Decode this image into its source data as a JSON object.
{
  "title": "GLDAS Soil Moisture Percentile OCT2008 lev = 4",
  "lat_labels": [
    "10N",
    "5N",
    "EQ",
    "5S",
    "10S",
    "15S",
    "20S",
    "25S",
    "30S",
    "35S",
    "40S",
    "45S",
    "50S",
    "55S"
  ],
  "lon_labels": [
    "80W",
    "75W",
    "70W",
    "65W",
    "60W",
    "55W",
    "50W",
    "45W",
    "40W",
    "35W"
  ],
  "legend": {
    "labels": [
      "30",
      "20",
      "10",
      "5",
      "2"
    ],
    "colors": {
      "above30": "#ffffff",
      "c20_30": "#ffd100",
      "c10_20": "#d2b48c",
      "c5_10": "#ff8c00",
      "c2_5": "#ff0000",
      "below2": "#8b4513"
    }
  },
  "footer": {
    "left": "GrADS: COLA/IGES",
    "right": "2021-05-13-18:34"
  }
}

--

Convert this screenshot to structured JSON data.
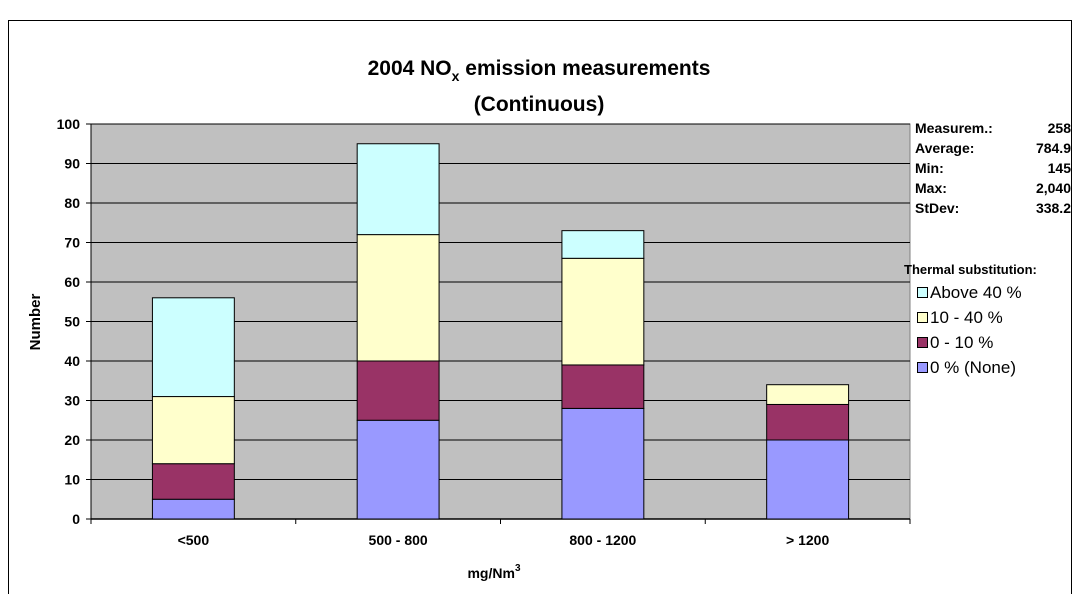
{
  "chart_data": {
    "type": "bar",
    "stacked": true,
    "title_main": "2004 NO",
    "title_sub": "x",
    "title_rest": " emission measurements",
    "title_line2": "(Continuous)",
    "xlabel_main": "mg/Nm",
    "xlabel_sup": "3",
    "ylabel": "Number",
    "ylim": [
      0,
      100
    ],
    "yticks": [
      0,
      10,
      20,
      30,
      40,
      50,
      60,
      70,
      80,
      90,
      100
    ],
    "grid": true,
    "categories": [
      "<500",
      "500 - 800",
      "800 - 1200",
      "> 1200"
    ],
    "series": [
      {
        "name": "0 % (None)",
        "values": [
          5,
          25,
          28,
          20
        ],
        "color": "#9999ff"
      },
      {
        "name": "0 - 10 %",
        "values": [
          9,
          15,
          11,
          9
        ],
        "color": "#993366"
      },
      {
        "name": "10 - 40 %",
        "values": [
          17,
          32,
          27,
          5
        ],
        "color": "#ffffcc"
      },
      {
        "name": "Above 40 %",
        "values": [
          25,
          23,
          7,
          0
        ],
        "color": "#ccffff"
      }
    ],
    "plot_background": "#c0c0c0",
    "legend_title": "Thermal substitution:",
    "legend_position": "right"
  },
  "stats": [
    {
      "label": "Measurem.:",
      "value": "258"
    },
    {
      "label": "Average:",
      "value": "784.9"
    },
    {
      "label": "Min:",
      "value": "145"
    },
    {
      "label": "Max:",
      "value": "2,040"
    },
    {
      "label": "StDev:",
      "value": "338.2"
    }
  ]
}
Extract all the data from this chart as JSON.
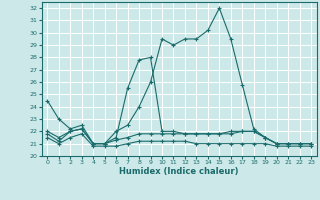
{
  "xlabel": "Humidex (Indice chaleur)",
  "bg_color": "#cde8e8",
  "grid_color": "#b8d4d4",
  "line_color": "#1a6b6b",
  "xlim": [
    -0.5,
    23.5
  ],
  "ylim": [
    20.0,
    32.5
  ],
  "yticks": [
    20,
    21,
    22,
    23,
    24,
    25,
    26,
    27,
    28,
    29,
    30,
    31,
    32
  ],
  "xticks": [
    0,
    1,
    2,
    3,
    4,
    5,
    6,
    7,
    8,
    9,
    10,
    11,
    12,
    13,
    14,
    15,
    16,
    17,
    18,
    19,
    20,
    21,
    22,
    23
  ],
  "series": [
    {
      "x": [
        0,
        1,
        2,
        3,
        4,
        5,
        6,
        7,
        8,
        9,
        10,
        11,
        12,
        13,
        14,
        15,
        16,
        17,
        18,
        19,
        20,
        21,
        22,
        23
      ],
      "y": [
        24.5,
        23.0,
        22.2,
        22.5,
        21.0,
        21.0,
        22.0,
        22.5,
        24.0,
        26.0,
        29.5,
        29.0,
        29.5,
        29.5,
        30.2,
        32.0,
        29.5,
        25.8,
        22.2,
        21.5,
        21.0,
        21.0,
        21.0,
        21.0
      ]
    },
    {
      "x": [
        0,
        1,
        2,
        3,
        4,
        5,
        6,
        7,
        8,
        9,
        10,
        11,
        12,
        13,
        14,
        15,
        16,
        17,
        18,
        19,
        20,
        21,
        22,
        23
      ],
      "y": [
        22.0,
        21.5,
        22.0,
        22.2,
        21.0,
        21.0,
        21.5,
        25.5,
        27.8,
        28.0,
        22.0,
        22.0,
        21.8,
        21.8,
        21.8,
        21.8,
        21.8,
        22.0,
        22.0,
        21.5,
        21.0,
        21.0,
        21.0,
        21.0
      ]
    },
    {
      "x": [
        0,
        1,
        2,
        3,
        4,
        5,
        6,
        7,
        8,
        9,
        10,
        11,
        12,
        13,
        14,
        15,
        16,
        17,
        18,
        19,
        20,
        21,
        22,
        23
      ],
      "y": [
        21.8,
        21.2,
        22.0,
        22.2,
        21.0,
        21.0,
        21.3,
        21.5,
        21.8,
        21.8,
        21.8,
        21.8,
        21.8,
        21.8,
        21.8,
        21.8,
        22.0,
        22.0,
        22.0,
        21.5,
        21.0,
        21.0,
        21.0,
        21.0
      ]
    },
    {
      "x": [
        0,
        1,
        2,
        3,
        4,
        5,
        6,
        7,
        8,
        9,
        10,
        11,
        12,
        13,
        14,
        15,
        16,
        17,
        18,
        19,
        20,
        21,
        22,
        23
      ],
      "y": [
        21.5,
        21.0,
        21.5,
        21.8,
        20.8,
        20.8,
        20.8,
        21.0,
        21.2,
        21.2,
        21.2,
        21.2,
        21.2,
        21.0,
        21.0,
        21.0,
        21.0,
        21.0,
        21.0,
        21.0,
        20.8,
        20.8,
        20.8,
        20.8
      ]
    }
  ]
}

...

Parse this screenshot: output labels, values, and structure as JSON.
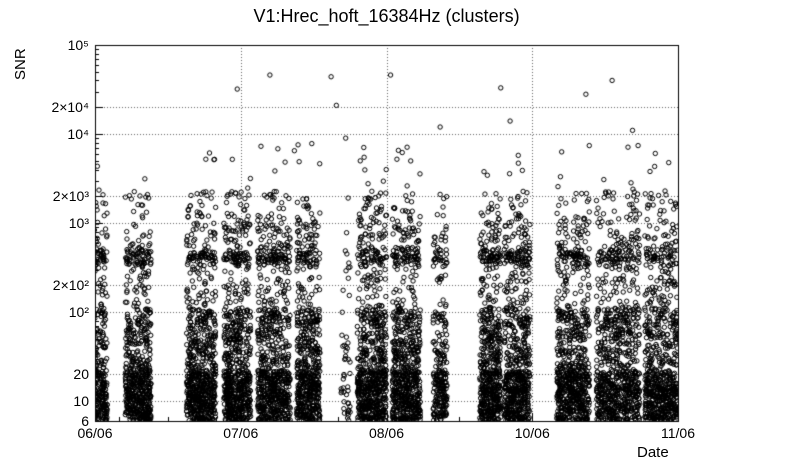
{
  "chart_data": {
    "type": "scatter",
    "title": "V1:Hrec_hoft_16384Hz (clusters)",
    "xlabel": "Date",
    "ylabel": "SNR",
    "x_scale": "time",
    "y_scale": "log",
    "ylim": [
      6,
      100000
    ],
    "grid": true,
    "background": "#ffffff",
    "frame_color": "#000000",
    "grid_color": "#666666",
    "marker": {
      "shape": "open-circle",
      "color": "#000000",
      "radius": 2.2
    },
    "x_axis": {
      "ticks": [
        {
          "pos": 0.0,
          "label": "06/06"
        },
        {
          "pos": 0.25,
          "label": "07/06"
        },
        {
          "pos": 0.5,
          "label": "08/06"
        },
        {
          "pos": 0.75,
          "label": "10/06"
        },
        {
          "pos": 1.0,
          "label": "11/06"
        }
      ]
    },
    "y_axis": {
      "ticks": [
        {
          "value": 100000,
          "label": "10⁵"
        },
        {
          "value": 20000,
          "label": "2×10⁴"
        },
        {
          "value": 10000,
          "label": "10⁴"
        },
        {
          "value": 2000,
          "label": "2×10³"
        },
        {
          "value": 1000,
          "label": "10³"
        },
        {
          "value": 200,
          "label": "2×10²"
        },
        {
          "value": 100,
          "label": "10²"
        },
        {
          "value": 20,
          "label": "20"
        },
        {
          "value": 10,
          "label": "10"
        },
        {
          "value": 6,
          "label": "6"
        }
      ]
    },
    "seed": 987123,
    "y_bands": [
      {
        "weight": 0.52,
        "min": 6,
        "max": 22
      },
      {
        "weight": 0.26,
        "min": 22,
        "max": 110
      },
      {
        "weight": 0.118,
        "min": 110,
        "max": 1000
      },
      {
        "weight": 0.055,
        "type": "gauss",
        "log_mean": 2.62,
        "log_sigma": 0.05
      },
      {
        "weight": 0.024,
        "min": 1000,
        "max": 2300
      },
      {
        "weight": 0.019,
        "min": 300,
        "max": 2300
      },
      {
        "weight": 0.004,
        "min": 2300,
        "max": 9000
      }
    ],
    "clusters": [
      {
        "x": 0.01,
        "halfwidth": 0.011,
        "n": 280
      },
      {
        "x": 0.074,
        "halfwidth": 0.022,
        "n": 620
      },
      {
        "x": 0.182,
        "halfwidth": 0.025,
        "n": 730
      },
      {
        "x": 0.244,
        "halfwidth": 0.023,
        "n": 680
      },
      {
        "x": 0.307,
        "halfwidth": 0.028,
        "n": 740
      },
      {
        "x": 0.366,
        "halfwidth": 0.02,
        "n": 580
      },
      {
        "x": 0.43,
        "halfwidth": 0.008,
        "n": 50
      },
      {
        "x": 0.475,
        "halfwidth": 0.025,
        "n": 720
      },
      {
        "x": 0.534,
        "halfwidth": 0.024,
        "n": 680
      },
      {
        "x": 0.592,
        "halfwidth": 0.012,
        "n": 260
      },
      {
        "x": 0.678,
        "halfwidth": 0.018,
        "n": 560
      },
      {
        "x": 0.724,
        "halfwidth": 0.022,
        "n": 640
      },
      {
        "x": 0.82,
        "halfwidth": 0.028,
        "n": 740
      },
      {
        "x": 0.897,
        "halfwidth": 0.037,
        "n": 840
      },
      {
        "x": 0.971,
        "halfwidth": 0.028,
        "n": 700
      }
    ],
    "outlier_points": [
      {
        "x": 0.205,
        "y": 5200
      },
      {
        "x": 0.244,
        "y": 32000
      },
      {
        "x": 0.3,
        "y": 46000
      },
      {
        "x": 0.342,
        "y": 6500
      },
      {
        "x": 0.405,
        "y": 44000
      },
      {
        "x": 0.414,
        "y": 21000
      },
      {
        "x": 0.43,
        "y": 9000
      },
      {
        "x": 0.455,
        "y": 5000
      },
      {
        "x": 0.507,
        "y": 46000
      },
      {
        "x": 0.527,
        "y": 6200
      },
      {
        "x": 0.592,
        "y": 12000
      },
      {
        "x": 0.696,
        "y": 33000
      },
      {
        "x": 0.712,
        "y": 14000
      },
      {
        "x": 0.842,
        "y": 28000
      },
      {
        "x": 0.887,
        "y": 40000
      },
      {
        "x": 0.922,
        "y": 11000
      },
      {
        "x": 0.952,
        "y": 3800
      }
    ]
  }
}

- [THE TASK]
Return each line with "this".

- [SOLUTION TO THE EXERCISE]
Decode this image into its source data as a JSON object.
Convert this screenshot to structured JSON data.
Extract all the data from this chart as JSON.
Parse this screenshot: output labels, values, and structure as JSON.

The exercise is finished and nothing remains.